■ **Task statement**
Repeat exactly each line of the data provided below.

■ **Given entries**
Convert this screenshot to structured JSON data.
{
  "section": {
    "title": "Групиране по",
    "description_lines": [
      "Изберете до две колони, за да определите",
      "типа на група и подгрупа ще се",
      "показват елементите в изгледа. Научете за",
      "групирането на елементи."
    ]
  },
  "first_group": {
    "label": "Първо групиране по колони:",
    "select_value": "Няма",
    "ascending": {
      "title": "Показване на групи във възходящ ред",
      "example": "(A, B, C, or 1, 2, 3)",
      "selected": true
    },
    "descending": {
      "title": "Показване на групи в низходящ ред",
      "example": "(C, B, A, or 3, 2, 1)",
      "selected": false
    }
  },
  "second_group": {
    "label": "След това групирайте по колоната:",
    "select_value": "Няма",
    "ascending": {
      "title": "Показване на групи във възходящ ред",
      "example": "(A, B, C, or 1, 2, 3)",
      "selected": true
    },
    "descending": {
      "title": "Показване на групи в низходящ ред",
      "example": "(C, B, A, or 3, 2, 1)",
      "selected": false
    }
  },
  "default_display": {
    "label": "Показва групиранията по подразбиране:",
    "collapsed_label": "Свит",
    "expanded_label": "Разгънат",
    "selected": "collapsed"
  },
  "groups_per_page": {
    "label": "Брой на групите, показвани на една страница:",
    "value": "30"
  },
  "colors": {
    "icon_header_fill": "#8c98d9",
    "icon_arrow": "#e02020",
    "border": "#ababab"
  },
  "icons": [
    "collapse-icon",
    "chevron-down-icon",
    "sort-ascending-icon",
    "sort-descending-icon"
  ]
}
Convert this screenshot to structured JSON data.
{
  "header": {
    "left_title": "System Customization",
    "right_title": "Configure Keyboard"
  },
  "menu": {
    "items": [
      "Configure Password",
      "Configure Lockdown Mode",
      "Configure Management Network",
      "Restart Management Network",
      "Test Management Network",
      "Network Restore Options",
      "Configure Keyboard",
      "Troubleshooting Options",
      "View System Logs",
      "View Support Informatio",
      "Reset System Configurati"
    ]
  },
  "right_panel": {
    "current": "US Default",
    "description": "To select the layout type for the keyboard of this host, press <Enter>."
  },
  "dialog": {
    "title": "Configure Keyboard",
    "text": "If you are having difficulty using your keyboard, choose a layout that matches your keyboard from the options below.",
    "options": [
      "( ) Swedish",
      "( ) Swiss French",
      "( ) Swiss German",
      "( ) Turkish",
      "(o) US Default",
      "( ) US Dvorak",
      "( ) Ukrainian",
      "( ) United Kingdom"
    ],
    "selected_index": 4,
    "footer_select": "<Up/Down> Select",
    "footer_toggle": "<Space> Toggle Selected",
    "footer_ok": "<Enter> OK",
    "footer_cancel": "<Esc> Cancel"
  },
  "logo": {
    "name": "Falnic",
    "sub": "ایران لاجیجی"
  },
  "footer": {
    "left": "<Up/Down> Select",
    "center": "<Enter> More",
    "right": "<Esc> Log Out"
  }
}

■ **Expected output**
Convert this screenshot to structured JSON data.
{
  "section": {
    "title": "Групиране по",
    "description_lines": [
      "Изберете до две колони, за да определите",
      "типа на група и подгрупа ще се",
      "показват елементите в изгледа. Научете за",
      "групирането на елементи."
    ]
  },
  "first_group": {
    "label": "Първо групиране по колони:",
    "select_value": "Няма",
    "ascending": {
      "title": "Показване на групи във възходящ ред",
      "example": "(A, B, C, or 1, 2, 3)",
      "selected": true
    },
    "descending": {
      "title": "Показване на групи в низходящ ред",
      "example": "(C, B, A, or 3, 2, 1)",
      "selected": false
    }
  },
  "second_group": {
    "label": "След това групирайте по колоната:",
    "select_value": "Няма",
    "ascending": {
      "title": "Показване на групи във възходящ ред",
      "example": "(A, B, C, or 1, 2, 3)",
      "selected": true
    },
    "descending": {
      "title": "Показване на групи в низходящ ред",
      "example": "(C, B, A, or 3, 2, 1)",
      "selected": false
    }
  },
  "default_display": {
    "label": "Показва групиранията по подразбиране:",
    "collapsed_label": "Свит",
    "expanded_label": "Разгънат",
    "selected": "collapsed"
  },
  "groups_per_page": {
    "label": "Брой на групите, показвани на една страница:",
    "value": "30"
  },
  "colors": {
    "icon_header_fill": "#8c98d9",
    "icon_arrow": "#e02020",
    "border": "#ababab"
  },
  "icons": [
    "collapse-icon",
    "chevron-down-icon",
    "sort-ascending-icon",
    "sort-descending-icon"
  ]
}
Convert this screenshot to structured JSON data.
{
  "header": {
    "left_title": "System Customization",
    "right_title": "Configure Keyboard"
  },
  "menu": {
    "items": [
      "Configure Password",
      "Configure Lockdown Mode",
      "Configure Management Network",
      "Restart Management Network",
      "Test Management Network",
      "Network Restore Options",
      "Configure Keyboard",
      "Troubleshooting Options",
      "View System Logs",
      "View Support Informatio",
      "Reset System Configurati"
    ]
  },
  "right_panel": {
    "current": "US Default",
    "description": "To select the layout type for the keyboard of this host, press <Enter>."
  },
  "dialog": {
    "title": "Configure Keyboard",
    "text": "If you are having difficulty using your keyboard, choose a layout that matches your keyboard from the options below.",
    "options": [
      "( ) Swedish",
      "( ) Swiss French",
      "( ) Swiss German",
      "( ) Turkish",
      "(o) US Default",
      "( ) US Dvorak",
      "( ) Ukrainian",
      "( ) United Kingdom"
    ],
    "selected_index": 4,
    "footer_select": "<Up/Down> Select",
    "footer_toggle": "<Space> Toggle Selected",
    "footer_ok": "<Enter> OK",
    "footer_cancel": "<Esc> Cancel"
  },
  "logo": {
    "name": "Falnic",
    "sub": "ایران لاجیجی"
  },
  "footer": {
    "left": "<Up/Down> Select",
    "center": "<Enter> More",
    "right": "<Esc> Log Out"
  }
}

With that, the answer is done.